** start Records shown **

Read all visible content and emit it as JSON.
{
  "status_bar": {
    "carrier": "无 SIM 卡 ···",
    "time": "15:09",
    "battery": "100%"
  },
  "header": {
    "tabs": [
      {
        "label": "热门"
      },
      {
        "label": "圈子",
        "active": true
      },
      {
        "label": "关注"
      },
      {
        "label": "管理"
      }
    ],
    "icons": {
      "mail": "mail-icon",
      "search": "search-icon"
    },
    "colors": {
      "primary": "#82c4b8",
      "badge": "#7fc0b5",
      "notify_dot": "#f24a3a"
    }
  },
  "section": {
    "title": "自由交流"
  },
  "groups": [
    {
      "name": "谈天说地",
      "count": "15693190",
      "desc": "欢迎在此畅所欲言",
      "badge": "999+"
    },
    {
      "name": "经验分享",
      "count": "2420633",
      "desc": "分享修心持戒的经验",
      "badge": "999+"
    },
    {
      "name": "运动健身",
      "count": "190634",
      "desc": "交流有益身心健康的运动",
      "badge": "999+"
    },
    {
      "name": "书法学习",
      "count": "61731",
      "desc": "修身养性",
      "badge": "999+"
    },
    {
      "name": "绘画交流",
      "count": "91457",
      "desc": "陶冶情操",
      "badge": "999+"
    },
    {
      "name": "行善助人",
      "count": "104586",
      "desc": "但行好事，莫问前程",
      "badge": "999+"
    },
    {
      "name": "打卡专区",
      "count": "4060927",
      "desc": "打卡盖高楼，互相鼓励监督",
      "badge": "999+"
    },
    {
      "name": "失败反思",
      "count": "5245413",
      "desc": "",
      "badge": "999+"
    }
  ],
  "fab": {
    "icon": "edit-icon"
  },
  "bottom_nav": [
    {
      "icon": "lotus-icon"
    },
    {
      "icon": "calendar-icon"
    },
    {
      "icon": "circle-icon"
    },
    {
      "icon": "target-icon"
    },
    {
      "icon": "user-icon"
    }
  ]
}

** end Records shown **

Exercise task -> Please set down the whole listing above without altering a single line.

Written reply ->
Read all visible content and emit it as JSON.
{
  "status_bar": {
    "carrier": "无 SIM 卡 ···",
    "time": "15:09",
    "battery": "100%"
  },
  "header": {
    "tabs": [
      {
        "label": "热门"
      },
      {
        "label": "圈子",
        "active": true
      },
      {
        "label": "关注"
      },
      {
        "label": "管理"
      }
    ],
    "icons": {
      "mail": "mail-icon",
      "search": "search-icon"
    },
    "colors": {
      "primary": "#82c4b8",
      "badge": "#7fc0b5",
      "notify_dot": "#f24a3a"
    }
  },
  "section": {
    "title": "自由交流"
  },
  "groups": [
    {
      "name": "谈天说地",
      "count": "15693190",
      "desc": "欢迎在此畅所欲言",
      "badge": "999+"
    },
    {
      "name": "经验分享",
      "count": "2420633",
      "desc": "分享修心持戒的经验",
      "badge": "999+"
    },
    {
      "name": "运动健身",
      "count": "190634",
      "desc": "交流有益身心健康的运动",
      "badge": "999+"
    },
    {
      "name": "书法学习",
      "count": "61731",
      "desc": "修身养性",
      "badge": "999+"
    },
    {
      "name": "绘画交流",
      "count": "91457",
      "desc": "陶冶情操",
      "badge": "999+"
    },
    {
      "name": "行善助人",
      "count": "104586",
      "desc": "但行好事，莫问前程",
      "badge": "999+"
    },
    {
      "name": "打卡专区",
      "count": "4060927",
      "desc": "打卡盖高楼，互相鼓励监督",
      "badge": "999+"
    },
    {
      "name": "失败反思",
      "count": "5245413",
      "desc": "",
      "badge": "999+"
    }
  ],
  "fab": {
    "icon": "edit-icon"
  },
  "bottom_nav": [
    {
      "icon": "lotus-icon"
    },
    {
      "icon": "calendar-icon"
    },
    {
      "icon": "circle-icon"
    },
    {
      "icon": "target-icon"
    },
    {
      "icon": "user-icon"
    }
  ]
}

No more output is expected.